◆ Written exercise
Repeat all of the records verbatim.

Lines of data

----

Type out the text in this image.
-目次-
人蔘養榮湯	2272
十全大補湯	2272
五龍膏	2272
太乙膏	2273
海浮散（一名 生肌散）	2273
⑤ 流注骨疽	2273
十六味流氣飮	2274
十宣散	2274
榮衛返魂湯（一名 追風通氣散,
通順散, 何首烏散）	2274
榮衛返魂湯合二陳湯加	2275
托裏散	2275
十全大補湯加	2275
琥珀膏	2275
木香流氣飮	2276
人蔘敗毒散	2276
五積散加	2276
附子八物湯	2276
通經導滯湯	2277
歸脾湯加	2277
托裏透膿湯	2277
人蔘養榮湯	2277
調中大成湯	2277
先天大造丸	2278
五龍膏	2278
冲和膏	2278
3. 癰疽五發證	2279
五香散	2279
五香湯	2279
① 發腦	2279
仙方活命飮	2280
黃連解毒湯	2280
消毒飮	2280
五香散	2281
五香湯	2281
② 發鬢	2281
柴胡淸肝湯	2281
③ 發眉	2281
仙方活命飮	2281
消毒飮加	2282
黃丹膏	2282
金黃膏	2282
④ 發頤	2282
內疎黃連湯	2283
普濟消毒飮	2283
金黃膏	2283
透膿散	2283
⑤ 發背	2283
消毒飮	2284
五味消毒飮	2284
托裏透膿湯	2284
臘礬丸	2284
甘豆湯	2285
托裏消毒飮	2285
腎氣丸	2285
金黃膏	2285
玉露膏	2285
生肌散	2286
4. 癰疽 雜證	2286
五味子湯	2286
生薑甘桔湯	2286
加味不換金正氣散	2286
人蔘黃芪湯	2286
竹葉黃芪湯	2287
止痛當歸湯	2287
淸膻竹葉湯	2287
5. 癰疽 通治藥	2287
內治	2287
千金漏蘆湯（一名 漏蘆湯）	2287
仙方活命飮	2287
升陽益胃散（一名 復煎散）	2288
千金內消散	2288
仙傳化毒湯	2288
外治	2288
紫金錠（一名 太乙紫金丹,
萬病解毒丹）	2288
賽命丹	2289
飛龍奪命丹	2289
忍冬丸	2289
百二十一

----

◆ Finished exercise
Type out the text in this image.
-目次-
人蔘養榮湯	2272
十全大補湯	2272
五龍膏	2272
太乙膏	2273
海浮散（一名 生肌散）	2273
⑤ 流注骨疽	2273
十六味流氣飮	2274
十宣散	2274
榮衛返魂湯（一名 追風通氣散,
通順散, 何首烏散）	2274
榮衛返魂湯合二陳湯加	2275
托裏散	2275
十全大補湯加	2275
琥珀膏	2275
木香流氣飮	2276
人蔘敗毒散	2276
五積散加	2276
附子八物湯	2276
通經導滯湯	2277
歸脾湯加	2277
托裏透膿湯	2277
人蔘養榮湯	2277
調中大成湯	2277
先天大造丸	2278
五龍膏	2278
冲和膏	2278
3. 癰疽五發證	2279
五香散	2279
五香湯	2279
① 發腦	2279
仙方活命飮	2280
黃連解毒湯	2280
消毒飮	2280
五香散	2281
五香湯	2281
② 發鬢	2281
柴胡淸肝湯	2281
③ 發眉	2281
仙方活命飮	2281
消毒飮加	2282
黃丹膏	2282
金黃膏	2282
④ 發頤	2282
內疎黃連湯	2283
普濟消毒飮	2283
金黃膏	2283
透膿散	2283
⑤ 發背	2283
消毒飮	2284
五味消毒飮	2284
托裏透膿湯	2284
臘礬丸	2284
甘豆湯	2285
托裏消毒飮	2285
腎氣丸	2285
金黃膏	2285
玉露膏	2285
生肌散	2286
4. 癰疽 雜證	2286
五味子湯	2286
生薑甘桔湯	2286
加味不換金正氣散	2286
人蔘黃芪湯	2286
竹葉黃芪湯	2287
止痛當歸湯	2287
淸膻竹葉湯	2287
5. 癰疽 通治藥	2287
內治	2287
千金漏蘆湯（一名 漏蘆湯）	2287
仙方活命飮	2287
升陽益胃散（一名 復煎散）	2288
千金內消散	2288
仙傳化毒湯	2288
外治	2288
紫金錠（一名 太乙紫金丹,
萬病解毒丹）	2288
賽命丹	2289
飛龍奪命丹	2289
忍冬丸	2289
百二十一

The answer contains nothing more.